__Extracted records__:
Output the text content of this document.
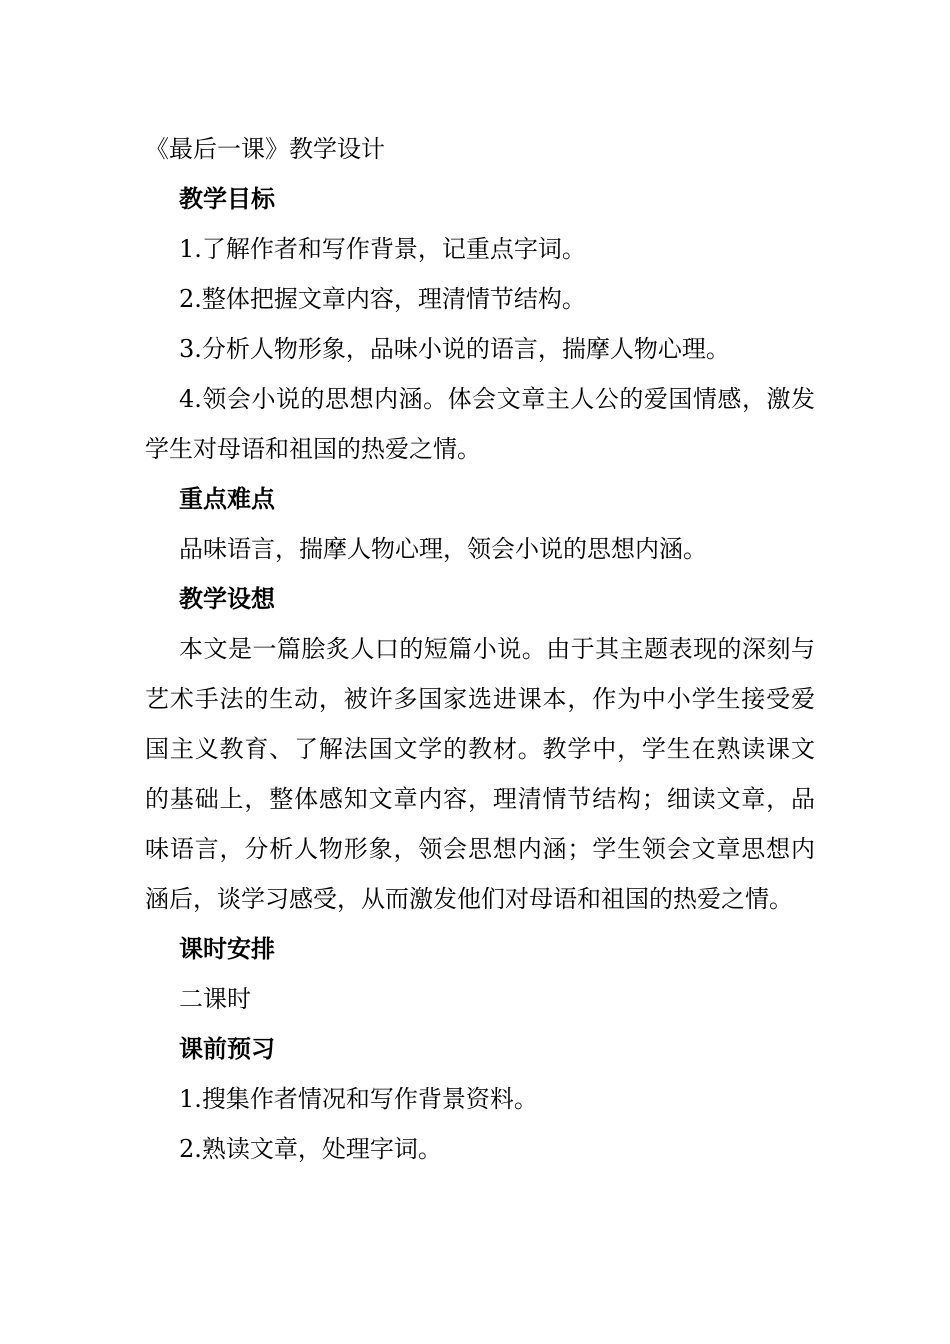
《最后一课》教学设计

教学目标

1.了解作者和写作背景，记重点字词。

2.整体把握文章内容，理清情节结构。

3.分析人物形象，品味小说的语言，揣摩人物心理。

4.领会小说的思想内涵。体会文章主人公的爱国情感，激发学生对母语和祖国的热爱之情。

重点难点

品味语言，揣摩人物心理，领会小说的思想内涵。

教学设想

本文是一篇脍炙人口的短篇小说。由于其主题表现的深刻与艺术手法的生动，被许多国家选进课本，作为中小学生接受爱国主义教育、了解法国文学的教材。教学中，学生在熟读课文的基础上，整体感知文章内容，理清情节结构；细读文章，品味语言，分析人物形象，领会思想内涵；学生领会文章思想内涵后，谈学习感受，从而激发他们对母语和祖国的热爱之情。

课时安排

二课时

课前预习

1.搜集作者情况和写作背景资料。

2.熟读文章，处理字词。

__WHAT TO WORK ON__: Which lines above hold the word "领会小说的思想内涵"? Copy each of them.

__EXERCISE SOLUTION__:
4.领会小说的思想内涵。体会文章主人公的爱国情感，激发学生对母语和祖国的热爱之情。
品味语言，揣摩人物心理，领会小说的思想内涵。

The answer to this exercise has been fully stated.